▶ EXERCISE INPUT
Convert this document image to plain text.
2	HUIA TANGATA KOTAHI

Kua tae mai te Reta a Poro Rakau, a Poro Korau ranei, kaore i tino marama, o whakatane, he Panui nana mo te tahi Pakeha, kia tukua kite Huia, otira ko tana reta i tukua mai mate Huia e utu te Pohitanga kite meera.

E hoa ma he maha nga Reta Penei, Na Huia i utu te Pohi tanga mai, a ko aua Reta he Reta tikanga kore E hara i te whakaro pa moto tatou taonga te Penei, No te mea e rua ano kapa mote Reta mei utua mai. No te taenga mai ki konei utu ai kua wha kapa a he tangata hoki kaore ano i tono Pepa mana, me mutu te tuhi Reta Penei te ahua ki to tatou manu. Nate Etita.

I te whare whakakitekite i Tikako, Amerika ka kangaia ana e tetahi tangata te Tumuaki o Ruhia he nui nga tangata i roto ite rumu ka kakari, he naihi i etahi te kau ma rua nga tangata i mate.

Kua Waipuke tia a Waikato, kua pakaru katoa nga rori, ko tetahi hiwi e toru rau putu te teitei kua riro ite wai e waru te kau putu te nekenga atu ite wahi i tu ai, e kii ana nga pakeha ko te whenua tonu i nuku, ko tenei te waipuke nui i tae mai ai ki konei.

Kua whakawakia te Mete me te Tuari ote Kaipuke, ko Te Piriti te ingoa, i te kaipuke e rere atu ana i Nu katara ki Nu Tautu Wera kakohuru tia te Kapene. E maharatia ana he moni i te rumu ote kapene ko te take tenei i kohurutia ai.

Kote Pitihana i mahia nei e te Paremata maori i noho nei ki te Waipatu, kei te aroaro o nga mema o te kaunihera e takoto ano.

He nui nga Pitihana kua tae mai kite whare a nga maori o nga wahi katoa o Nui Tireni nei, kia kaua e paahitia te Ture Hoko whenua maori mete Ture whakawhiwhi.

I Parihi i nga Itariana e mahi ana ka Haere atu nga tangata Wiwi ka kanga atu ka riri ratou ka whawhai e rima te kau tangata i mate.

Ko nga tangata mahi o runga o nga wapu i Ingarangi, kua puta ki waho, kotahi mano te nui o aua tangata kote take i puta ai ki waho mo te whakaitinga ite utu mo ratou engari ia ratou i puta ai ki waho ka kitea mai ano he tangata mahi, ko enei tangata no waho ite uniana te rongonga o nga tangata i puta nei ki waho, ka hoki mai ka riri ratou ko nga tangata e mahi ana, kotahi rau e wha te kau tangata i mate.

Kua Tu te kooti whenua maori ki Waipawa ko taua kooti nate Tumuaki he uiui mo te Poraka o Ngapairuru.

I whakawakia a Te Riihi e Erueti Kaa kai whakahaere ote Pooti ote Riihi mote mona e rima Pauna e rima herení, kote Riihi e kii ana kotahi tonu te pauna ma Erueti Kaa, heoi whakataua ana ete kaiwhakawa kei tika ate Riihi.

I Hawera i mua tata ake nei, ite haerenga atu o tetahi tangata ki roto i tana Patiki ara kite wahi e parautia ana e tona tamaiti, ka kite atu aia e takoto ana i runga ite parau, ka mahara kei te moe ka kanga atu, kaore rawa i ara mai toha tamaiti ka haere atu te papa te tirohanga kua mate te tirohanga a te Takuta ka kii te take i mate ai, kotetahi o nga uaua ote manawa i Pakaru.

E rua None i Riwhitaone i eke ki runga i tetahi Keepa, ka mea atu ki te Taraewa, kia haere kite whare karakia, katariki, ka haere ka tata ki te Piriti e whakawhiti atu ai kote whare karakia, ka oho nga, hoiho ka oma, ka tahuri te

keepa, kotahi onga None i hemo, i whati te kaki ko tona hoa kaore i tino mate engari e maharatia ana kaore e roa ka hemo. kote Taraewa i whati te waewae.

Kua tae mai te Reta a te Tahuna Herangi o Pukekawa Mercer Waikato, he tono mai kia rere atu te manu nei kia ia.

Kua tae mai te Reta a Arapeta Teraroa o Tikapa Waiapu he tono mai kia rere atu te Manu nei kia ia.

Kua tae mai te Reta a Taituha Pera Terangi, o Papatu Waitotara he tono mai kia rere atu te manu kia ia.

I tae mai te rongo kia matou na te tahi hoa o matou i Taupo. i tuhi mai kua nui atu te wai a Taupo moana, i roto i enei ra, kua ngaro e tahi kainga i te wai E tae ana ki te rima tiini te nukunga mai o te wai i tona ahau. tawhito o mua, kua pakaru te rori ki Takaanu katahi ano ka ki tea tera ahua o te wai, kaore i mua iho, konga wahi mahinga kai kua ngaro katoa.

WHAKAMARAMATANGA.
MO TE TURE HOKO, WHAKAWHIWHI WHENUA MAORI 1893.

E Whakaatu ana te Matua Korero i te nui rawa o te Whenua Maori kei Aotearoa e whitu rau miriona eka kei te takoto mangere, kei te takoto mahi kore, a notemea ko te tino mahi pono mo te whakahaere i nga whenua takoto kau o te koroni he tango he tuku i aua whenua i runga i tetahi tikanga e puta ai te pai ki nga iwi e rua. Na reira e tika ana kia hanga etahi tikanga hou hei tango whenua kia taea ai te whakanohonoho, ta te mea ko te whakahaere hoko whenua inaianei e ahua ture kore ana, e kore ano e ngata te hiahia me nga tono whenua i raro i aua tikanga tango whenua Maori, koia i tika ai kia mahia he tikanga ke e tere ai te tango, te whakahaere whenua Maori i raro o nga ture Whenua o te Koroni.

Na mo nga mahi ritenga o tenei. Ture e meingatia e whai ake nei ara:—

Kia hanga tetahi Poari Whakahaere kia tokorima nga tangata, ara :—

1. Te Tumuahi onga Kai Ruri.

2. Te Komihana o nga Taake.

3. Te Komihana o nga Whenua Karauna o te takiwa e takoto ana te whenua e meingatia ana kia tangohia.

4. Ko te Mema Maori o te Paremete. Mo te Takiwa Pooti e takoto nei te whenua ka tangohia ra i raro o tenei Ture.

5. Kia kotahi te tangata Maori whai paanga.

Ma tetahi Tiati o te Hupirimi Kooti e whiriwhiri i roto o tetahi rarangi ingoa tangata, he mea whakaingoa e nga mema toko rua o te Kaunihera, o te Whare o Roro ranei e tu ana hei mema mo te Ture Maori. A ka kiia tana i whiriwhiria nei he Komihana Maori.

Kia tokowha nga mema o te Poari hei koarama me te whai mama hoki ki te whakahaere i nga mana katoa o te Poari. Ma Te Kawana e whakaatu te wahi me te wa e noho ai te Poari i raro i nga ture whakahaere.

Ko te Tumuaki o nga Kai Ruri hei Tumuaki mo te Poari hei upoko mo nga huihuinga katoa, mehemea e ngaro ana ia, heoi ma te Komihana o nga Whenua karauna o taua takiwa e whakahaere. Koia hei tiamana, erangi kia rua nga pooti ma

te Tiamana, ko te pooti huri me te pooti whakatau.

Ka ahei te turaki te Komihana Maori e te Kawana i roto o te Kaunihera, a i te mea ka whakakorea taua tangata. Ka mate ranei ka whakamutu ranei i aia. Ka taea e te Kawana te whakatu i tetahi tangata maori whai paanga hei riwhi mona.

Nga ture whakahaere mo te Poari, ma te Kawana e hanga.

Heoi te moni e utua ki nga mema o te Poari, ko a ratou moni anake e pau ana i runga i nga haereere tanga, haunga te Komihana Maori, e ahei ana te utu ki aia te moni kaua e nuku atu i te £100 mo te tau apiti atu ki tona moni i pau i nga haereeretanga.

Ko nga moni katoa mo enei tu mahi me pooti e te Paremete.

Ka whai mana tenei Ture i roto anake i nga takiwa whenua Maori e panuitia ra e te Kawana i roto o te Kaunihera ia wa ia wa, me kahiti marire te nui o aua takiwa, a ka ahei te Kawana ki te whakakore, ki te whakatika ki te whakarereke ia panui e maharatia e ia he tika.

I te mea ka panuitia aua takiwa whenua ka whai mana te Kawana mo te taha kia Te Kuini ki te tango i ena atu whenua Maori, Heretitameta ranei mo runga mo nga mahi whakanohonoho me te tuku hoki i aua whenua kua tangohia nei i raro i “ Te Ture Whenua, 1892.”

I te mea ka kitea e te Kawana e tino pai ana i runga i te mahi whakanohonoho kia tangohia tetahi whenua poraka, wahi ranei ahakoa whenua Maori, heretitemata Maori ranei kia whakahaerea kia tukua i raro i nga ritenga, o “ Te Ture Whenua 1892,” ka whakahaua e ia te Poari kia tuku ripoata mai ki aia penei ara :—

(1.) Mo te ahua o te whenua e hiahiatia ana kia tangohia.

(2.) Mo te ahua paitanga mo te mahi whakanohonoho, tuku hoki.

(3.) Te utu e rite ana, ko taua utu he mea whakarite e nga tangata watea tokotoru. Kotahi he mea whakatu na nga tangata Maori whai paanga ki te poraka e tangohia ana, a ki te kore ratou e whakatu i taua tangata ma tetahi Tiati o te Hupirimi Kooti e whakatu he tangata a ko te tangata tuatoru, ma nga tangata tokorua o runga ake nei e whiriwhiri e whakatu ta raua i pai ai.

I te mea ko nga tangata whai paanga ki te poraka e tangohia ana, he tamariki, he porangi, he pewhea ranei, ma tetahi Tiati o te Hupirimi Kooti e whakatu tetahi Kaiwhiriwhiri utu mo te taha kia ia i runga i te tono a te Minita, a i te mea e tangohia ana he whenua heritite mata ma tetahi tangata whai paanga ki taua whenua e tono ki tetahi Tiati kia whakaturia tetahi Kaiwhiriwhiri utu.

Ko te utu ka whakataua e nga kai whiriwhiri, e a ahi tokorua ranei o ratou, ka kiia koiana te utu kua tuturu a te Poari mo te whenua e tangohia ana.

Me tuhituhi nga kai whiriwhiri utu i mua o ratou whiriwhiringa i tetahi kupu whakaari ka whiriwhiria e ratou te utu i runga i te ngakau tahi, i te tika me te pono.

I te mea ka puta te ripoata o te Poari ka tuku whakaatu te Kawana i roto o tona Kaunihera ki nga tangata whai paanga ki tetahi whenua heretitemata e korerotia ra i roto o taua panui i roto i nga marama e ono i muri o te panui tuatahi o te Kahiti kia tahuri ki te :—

▶ PROBLEM STATEMENT
Pull out each line containing the word "ingoa" and copy it.

▶ SOLUTION TO THIS EXERCISE
Kua whakawakia te Mete me te Tuari ote Kaipuke, ko Te Piriti te ingoa, i te kaipuke e rere atu ana i Nu katara ki Nu Tautu Wera kakohuru tia te Kapene. E maharatia ana he moni i te rumu ote kapene ko te take tenei i kohurutia ai.
Ma tetahi Tiati o te Hupirimi Kooti e whiriwhiri i roto o tetahi rarangi ingoa tangata, he mea whakaingoa e nga mema toko rua o te Kaunihera, o te Whare o Roro ranei e tu ana hei mema mo te Ture Maori. A ka kiia tana i whiriwhiria nei he Komihana Maori.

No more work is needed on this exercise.